### JOB
Write the records below out again exactly as given, with no images.

>>

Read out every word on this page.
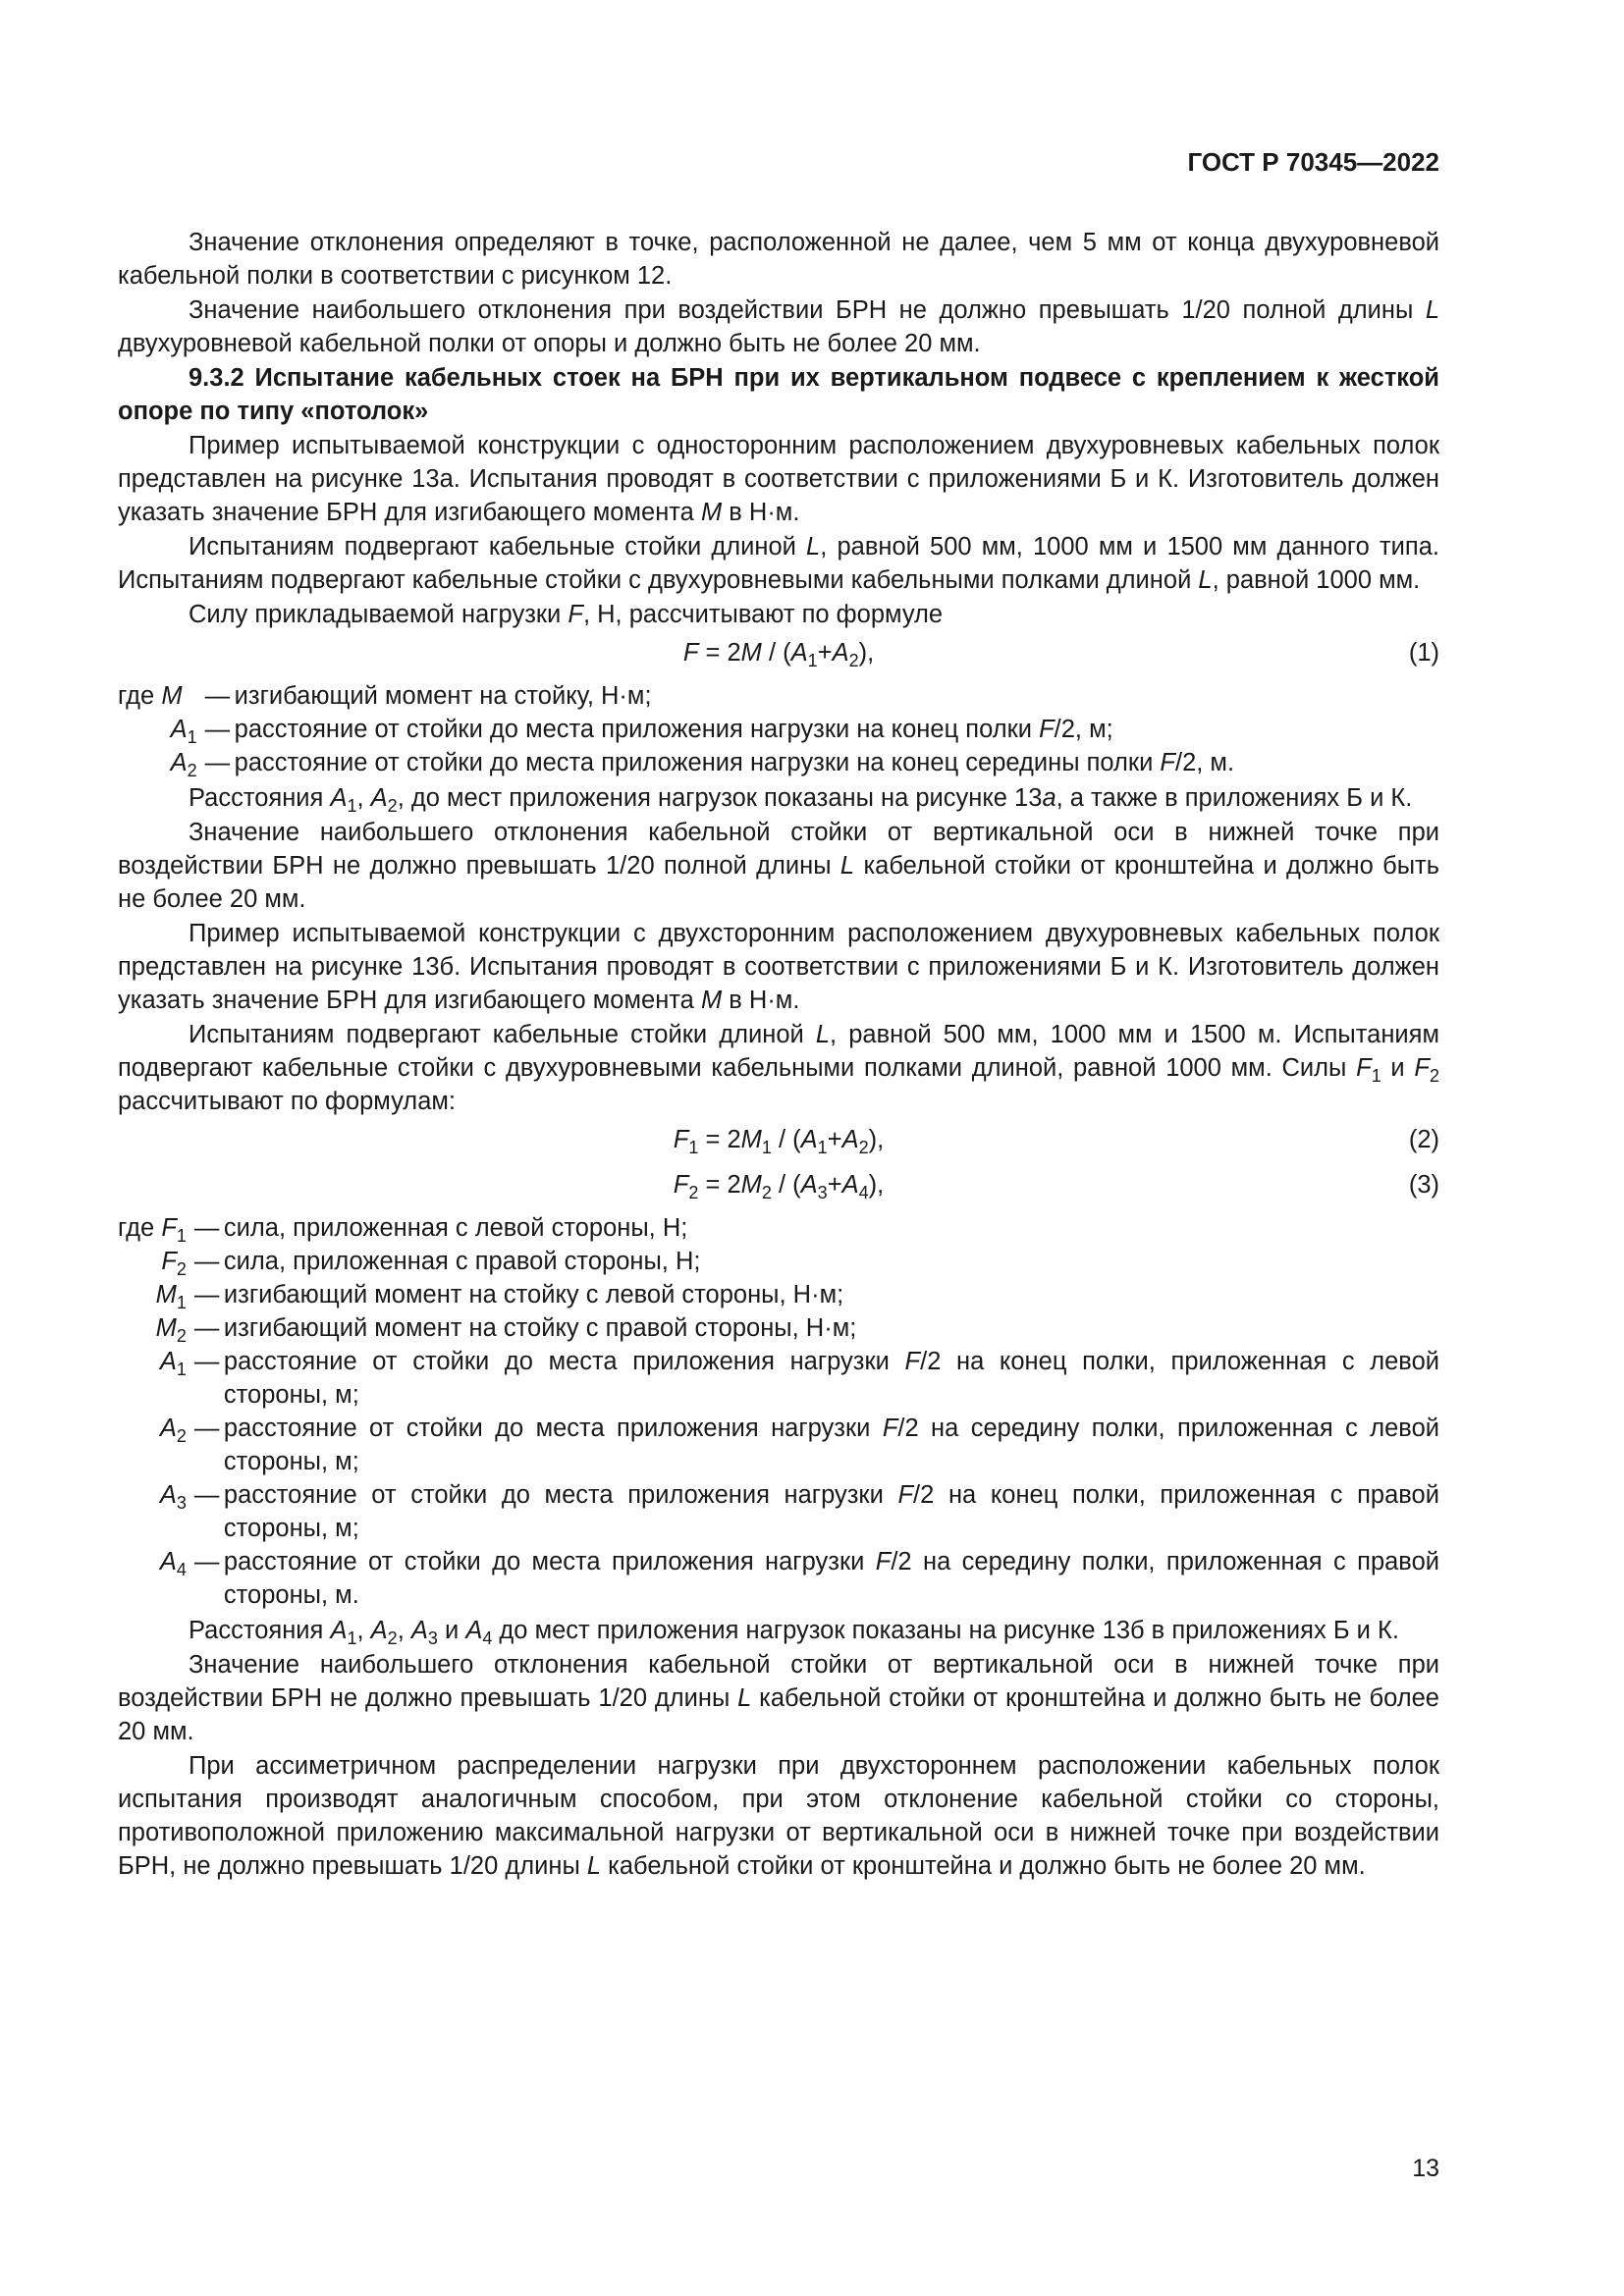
ГОСТ Р 70345—2022

Значение отклонения определяют в точке, расположенной не далее, чем 5 мм от конца двухуровневой кабельной полки в соответствии с рисунком 12.

Значение наибольшего отклонения при воздействии БРН не должно превышать 1/20 полной длины L двухуровневой кабельной полки от опоры и должно быть не более 20 мм.

9.3.2 Испытание кабельных стоек на БРН при их вертикальном подвесе с креплением к жесткой опоре по типу «потолок»

Пример испытываемой конструкции с односторонним расположением двухуровневых кабельных полок представлен на рисунке 13а. Испытания проводят в соответствии с приложениями Б и К. Изготовитель должен указать значение БРН для изгибающего момента M в Н·м.

Испытаниям подвергают кабельные стойки длиной L, равной 500 мм, 1000 мм и 1500 мм данного типа. Испытаниям подвергают кабельные стойки с двухуровневыми кабельными полками длиной L, равной 1000 мм.

Силу прикладываемой нагрузки F, Н, рассчитывают по формуле

$F = 2M / (A_1+A_2)$,	(1)
где M	—	изгибающий момент на стойку, Н·м;
$A_1$	—	расстояние от стойки до места приложения нагрузки на конец полки F/2, м;
$A_2$	—	расстояние от стойки до места приложения нагрузки на конец середины полки F/2, м.

Расстояния $A_1$, $A_2$, до мест приложения нагрузок показаны на рисунке 13а, а также в приложениях Б и К.

Значение наибольшего отклонения кабельной стойки от вертикальной оси в нижней точке при воздействии БРН не должно превышать 1/20 полной длины L кабельной стойки от кронштейна и должно быть не более 20 мм.

Пример испытываемой конструкции с двухсторонним расположением двухуровневых кабельных полок представлен на рисунке 13б. Испытания проводят в соответствии с приложениями Б и К. Изготовитель должен указать значение БРН для изгибающего момента M в Н·м.

Испытаниям подвергают кабельные стойки длиной L, равной 500 мм, 1000 мм и 1500 м. Испытаниям подвергают кабельные стойки с двухуровневыми кабельными полками длиной, равной 1000 мм. Силы $F_1$ и $F_2$ рассчитывают по формулам:

$F_1 = 2M_1 / (A_1+A_2)$,	(2)
$F_2 = 2M_2 / (A_3+A_4)$,	(3)
где $F_1$	—	сила, приложенная с левой стороны, Н;
$F_2$	—	сила, приложенная с правой стороны, Н;
$M_1$	—	изгибающий момент на стойку с левой стороны, Н·м;
$M_2$	—	изгибающий момент на стойку с правой стороны, Н·м;
$A_1$	—	расстояние от стойки до места приложения нагрузки F/2 на конец полки, приложенная с левой стороны, м;
$A_2$	—	расстояние от стойки до места приложения нагрузки F/2 на середину полки, приложенная с левой стороны, м;
$A_3$	—	расстояние от стойки до места приложения нагрузки F/2 на конец полки, приложенная с правой стороны, м;
$A_4$	—	расстояние от стойки до места приложения нагрузки F/2 на середину полки, приложенная с правой стороны, м.

Расстояния $A_1$, $A_2$, $A_3$ и $A_4$ до мест приложения нагрузок показаны на рисунке 13б в приложениях Б и К.

Значение наибольшего отклонения кабельной стойки от вертикальной оси в нижней точке при воздействии БРН не должно превышать 1/20 длины L кабельной стойки от кронштейна и должно быть не более 20 мм.

При ассиметричном распределении нагрузки при двухстороннем расположении кабельных полок испытания производят аналогичным способом, при этом отклонение кабельной стойки со стороны, противоположной приложению максимальной нагрузки от вертикальной оси в нижней точке при воздействии БРН, не должно превышать 1/20 длины L кабельной стойки от кронштейна и должно быть не более 20 мм.

13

<<

### OUTPUT
Read out every word on this page.
ГОСТ Р 70345—2022

Значение отклонения определяют в точке, расположенной не далее, чем 5 мм от конца двухуровневой кабельной полки в соответствии с рисунком 12.

Значение наибольшего отклонения при воздействии БРН не должно превышать 1/20 полной длины L двухуровневой кабельной полки от опоры и должно быть не более 20 мм.

9.3.2 Испытание кабельных стоек на БРН при их вертикальном подвесе с креплением к жесткой опоре по типу «потолок»

Пример испытываемой конструкции с односторонним расположением двухуровневых кабельных полок представлен на рисунке 13а. Испытания проводят в соответствии с приложениями Б и К. Изготовитель должен указать значение БРН для изгибающего момента M в Н·м.

Испытаниям подвергают кабельные стойки длиной L, равной 500 мм, 1000 мм и 1500 мм данного типа. Испытаниям подвергают кабельные стойки с двухуровневыми кабельными полками длиной L, равной 1000 мм.

Силу прикладываемой нагрузки F, Н, рассчитывают по формуле

$F = 2M / (A_1+A_2)$,	(1)
где M	—	изгибающий момент на стойку, Н·м;
$A_1$	—	расстояние от стойки до места приложения нагрузки на конец полки F/2, м;
$A_2$	—	расстояние от стойки до места приложения нагрузки на конец середины полки F/2, м.

Расстояния $A_1$, $A_2$, до мест приложения нагрузок показаны на рисунке 13а, а также в приложениях Б и К.

Значение наибольшего отклонения кабельной стойки от вертикальной оси в нижней точке при воздействии БРН не должно превышать 1/20 полной длины L кабельной стойки от кронштейна и должно быть не более 20 мм.

Пример испытываемой конструкции с двухсторонним расположением двухуровневых кабельных полок представлен на рисунке 13б. Испытания проводят в соответствии с приложениями Б и К. Изготовитель должен указать значение БРН для изгибающего момента M в Н·м.

Испытаниям подвергают кабельные стойки длиной L, равной 500 мм, 1000 мм и 1500 м. Испытаниям подвергают кабельные стойки с двухуровневыми кабельными полками длиной, равной 1000 мм. Силы $F_1$ и $F_2$ рассчитывают по формулам:

$F_1 = 2M_1 / (A_1+A_2)$,	(2)
$F_2 = 2M_2 / (A_3+A_4)$,	(3)
где $F_1$	—	сила, приложенная с левой стороны, Н;
$F_2$	—	сила, приложенная с правой стороны, Н;
$M_1$	—	изгибающий момент на стойку с левой стороны, Н·м;
$M_2$	—	изгибающий момент на стойку с правой стороны, Н·м;
$A_1$	—	расстояние от стойки до места приложения нагрузки F/2 на конец полки, приложенная с левой стороны, м;
$A_2$	—	расстояние от стойки до места приложения нагрузки F/2 на середину полки, приложенная с левой стороны, м;
$A_3$	—	расстояние от стойки до места приложения нагрузки F/2 на конец полки, приложенная с правой стороны, м;
$A_4$	—	расстояние от стойки до места приложения нагрузки F/2 на середину полки, приложенная с правой стороны, м.

Расстояния $A_1$, $A_2$, $A_3$ и $A_4$ до мест приложения нагрузок показаны на рисунке 13б в приложениях Б и К.

Значение наибольшего отклонения кабельной стойки от вертикальной оси в нижней точке при воздействии БРН не должно превышать 1/20 длины L кабельной стойки от кронштейна и должно быть не более 20 мм.

При ассиметричном распределении нагрузки при двухстороннем расположении кабельных полок испытания производят аналогичным способом, при этом отклонение кабельной стойки со стороны, противоположной приложению максимальной нагрузки от вертикальной оси в нижней точке при воздействии БРН, не должно превышать 1/20 длины L кабельной стойки от кронштейна и должно быть не более 20 мм.

13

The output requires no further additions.